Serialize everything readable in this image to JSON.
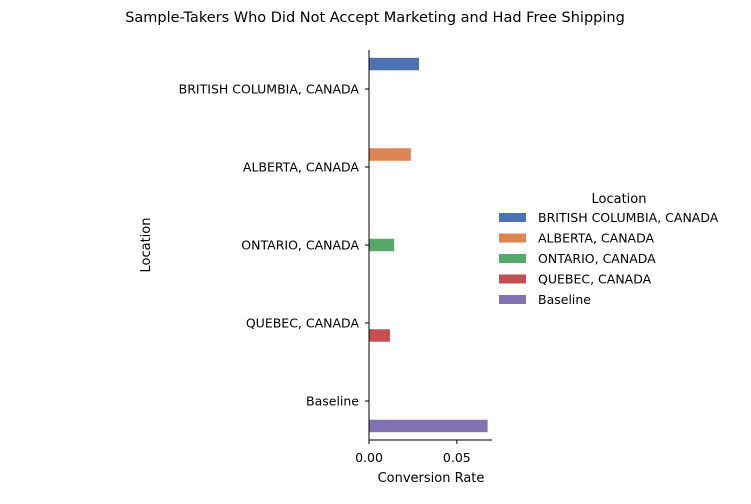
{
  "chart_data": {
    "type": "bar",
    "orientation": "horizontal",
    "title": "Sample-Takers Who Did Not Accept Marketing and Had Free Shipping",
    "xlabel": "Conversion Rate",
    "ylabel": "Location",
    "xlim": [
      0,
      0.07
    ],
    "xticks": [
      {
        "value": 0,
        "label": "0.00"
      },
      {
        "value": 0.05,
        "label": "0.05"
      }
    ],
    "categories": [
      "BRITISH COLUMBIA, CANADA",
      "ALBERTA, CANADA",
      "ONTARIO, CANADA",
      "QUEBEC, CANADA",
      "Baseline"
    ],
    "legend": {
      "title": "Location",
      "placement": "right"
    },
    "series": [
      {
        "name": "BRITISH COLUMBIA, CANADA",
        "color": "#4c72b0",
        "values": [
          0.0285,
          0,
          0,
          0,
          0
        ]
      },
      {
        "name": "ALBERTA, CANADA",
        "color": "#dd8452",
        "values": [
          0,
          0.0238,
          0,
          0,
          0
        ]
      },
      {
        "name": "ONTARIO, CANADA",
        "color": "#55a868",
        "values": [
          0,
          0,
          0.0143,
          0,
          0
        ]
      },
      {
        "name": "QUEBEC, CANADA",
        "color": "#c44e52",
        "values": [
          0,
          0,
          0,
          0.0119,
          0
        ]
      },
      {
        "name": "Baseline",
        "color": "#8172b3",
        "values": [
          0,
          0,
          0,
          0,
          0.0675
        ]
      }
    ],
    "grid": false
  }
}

====================

**Direction:** Pictures are to be left out; all else in the entries above is to be quoted exactly.

**Task solution:**
Serialize everything readable in this image to JSON.
{
  "chart_data": {
    "type": "bar",
    "orientation": "horizontal",
    "title": "Sample-Takers Who Did Not Accept Marketing and Had Free Shipping",
    "xlabel": "Conversion Rate",
    "ylabel": "Location",
    "xlim": [
      0,
      0.07
    ],
    "xticks": [
      {
        "value": 0,
        "label": "0.00"
      },
      {
        "value": 0.05,
        "label": "0.05"
      }
    ],
    "categories": [
      "BRITISH COLUMBIA, CANADA",
      "ALBERTA, CANADA",
      "ONTARIO, CANADA",
      "QUEBEC, CANADA",
      "Baseline"
    ],
    "legend": {
      "title": "Location",
      "placement": "right"
    },
    "series": [
      {
        "name": "BRITISH COLUMBIA, CANADA",
        "color": "#4c72b0",
        "values": [
          0.0285,
          0,
          0,
          0,
          0
        ]
      },
      {
        "name": "ALBERTA, CANADA",
        "color": "#dd8452",
        "values": [
          0,
          0.0238,
          0,
          0,
          0
        ]
      },
      {
        "name": "ONTARIO, CANADA",
        "color": "#55a868",
        "values": [
          0,
          0,
          0.0143,
          0,
          0
        ]
      },
      {
        "name": "QUEBEC, CANADA",
        "color": "#c44e52",
        "values": [
          0,
          0,
          0,
          0.0119,
          0
        ]
      },
      {
        "name": "Baseline",
        "color": "#8172b3",
        "values": [
          0,
          0,
          0,
          0,
          0.0675
        ]
      }
    ],
    "grid": false
  }
}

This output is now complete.